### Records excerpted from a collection
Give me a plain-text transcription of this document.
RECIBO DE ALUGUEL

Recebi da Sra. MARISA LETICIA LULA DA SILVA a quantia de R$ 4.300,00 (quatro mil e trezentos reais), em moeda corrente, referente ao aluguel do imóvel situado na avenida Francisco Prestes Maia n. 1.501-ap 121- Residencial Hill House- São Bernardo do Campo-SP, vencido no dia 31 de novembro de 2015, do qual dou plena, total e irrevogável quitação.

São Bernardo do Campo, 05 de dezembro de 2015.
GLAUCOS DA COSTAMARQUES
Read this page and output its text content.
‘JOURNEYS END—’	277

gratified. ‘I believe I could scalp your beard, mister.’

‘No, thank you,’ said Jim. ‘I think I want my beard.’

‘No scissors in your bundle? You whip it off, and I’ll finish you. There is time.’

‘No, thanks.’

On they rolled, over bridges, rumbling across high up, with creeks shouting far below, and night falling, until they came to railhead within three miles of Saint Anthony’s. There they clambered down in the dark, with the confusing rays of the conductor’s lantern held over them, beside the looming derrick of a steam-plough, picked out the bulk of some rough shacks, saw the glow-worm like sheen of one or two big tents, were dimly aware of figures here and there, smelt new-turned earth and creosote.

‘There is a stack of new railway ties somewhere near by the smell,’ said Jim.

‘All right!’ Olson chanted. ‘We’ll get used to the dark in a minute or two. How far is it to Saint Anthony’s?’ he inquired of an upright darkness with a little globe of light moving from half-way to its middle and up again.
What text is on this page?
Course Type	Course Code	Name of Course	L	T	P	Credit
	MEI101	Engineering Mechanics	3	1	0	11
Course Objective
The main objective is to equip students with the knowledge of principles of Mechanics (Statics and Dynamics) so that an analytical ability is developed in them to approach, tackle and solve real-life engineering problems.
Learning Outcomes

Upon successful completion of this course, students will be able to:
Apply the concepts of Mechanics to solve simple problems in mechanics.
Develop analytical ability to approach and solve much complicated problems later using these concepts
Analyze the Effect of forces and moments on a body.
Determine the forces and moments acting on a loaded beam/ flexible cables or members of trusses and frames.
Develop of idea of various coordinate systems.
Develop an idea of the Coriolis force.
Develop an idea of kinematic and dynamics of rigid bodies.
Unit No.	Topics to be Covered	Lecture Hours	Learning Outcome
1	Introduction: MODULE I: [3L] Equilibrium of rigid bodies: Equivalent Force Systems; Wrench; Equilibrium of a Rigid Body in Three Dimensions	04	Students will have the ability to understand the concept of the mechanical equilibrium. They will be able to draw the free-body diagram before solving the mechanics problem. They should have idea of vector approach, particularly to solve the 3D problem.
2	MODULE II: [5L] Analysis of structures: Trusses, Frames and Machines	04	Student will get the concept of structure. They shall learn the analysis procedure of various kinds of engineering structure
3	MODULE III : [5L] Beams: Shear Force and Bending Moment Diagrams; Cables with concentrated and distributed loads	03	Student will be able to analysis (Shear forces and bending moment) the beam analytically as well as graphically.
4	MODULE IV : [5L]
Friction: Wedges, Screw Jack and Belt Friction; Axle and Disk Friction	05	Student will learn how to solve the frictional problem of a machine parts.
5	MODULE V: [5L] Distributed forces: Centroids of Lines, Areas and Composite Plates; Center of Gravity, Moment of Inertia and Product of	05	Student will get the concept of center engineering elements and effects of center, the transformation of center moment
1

### What this task involves
Send back every record, precisely as written.

### Answer for the task
Give me a plain-text transcription of this document.
RECIBO DE ALUGUEL

Recebi da Sra. MARISA LETICIA LULA DA SILVA a quantia de R$ 4.300,00 (quatro mil e trezentos reais), em moeda corrente, referente ao aluguel do imóvel situado na avenida Francisco Prestes Maia n. 1.501-ap 121- Residencial Hill House- São Bernardo do Campo-SP, vencido no dia 31 de novembro de 2015, do qual dou plena, total e irrevogável quitação.

São Bernardo do Campo, 05 de dezembro de 2015.
GLAUCOS DA COSTAMARQUES
Read this page and output its text content.
‘JOURNEYS END—’	277

gratified. ‘I believe I could scalp your beard, mister.’

‘No, thank you,’ said Jim. ‘I think I want my beard.’

‘No scissors in your bundle? You whip it off, and I’ll finish you. There is time.’

‘No, thanks.’

On they rolled, over bridges, rumbling across high up, with creeks shouting far below, and night falling, until they came to railhead within three miles of Saint Anthony’s. There they clambered down in the dark, with the confusing rays of the conductor’s lantern held over them, beside the looming derrick of a steam-plough, picked out the bulk of some rough shacks, saw the glow-worm like sheen of one or two big tents, were dimly aware of figures here and there, smelt new-turned earth and creosote.

‘There is a stack of new railway ties somewhere near by the smell,’ said Jim.

‘All right!’ Olson chanted. ‘We’ll get used to the dark in a minute or two. How far is it to Saint Anthony’s?’ he inquired of an upright darkness with a little globe of light moving from half-way to its middle and up again.
What text is on this page?
Course Type	Course Code	Name of Course	L	T	P	Credit
	MEI101	Engineering Mechanics	3	1	0	11
Course Objective
The main objective is to equip students with the knowledge of principles of Mechanics (Statics and Dynamics) so that an analytical ability is developed in them to approach, tackle and solve real-life engineering problems.
Learning Outcomes

Upon successful completion of this course, students will be able to:
Apply the concepts of Mechanics to solve simple problems in mechanics.
Develop analytical ability to approach and solve much complicated problems later using these concepts
Analyze the Effect of forces and moments on a body.
Determine the forces and moments acting on a loaded beam/ flexible cables or members of trusses and frames.
Develop of idea of various coordinate systems.
Develop an idea of the Coriolis force.
Develop an idea of kinematic and dynamics of rigid bodies.
Unit No.	Topics to be Covered	Lecture Hours	Learning Outcome
1	Introduction: MODULE I: [3L] Equilibrium of rigid bodies: Equivalent Force Systems; Wrench; Equilibrium of a Rigid Body in Three Dimensions	04	Students will have the ability to understand the concept of the mechanical equilibrium. They will be able to draw the free-body diagram before solving the mechanics problem. They should have idea of vector approach, particularly to solve the 3D problem.
2	MODULE II: [5L] Analysis of structures: Trusses, Frames and Machines	04	Student will get the concept of structure. They shall learn the analysis procedure of various kinds of engineering structure
3	MODULE III : [5L] Beams: Shear Force and Bending Moment Diagrams; Cables with concentrated and distributed loads	03	Student will be able to analysis (Shear forces and bending moment) the beam analytically as well as graphically.
4	MODULE IV : [5L]
Friction: Wedges, Screw Jack and Belt Friction; Axle and Disk Friction	05	Student will learn how to solve the frictional problem of a machine parts.
5	MODULE V: [5L] Distributed forces: Centroids of Lines, Areas and Composite Plates; Center of Gravity, Moment of Inertia and Product of	05	Student will get the concept of center engineering elements and effects of center, the transformation of center moment
1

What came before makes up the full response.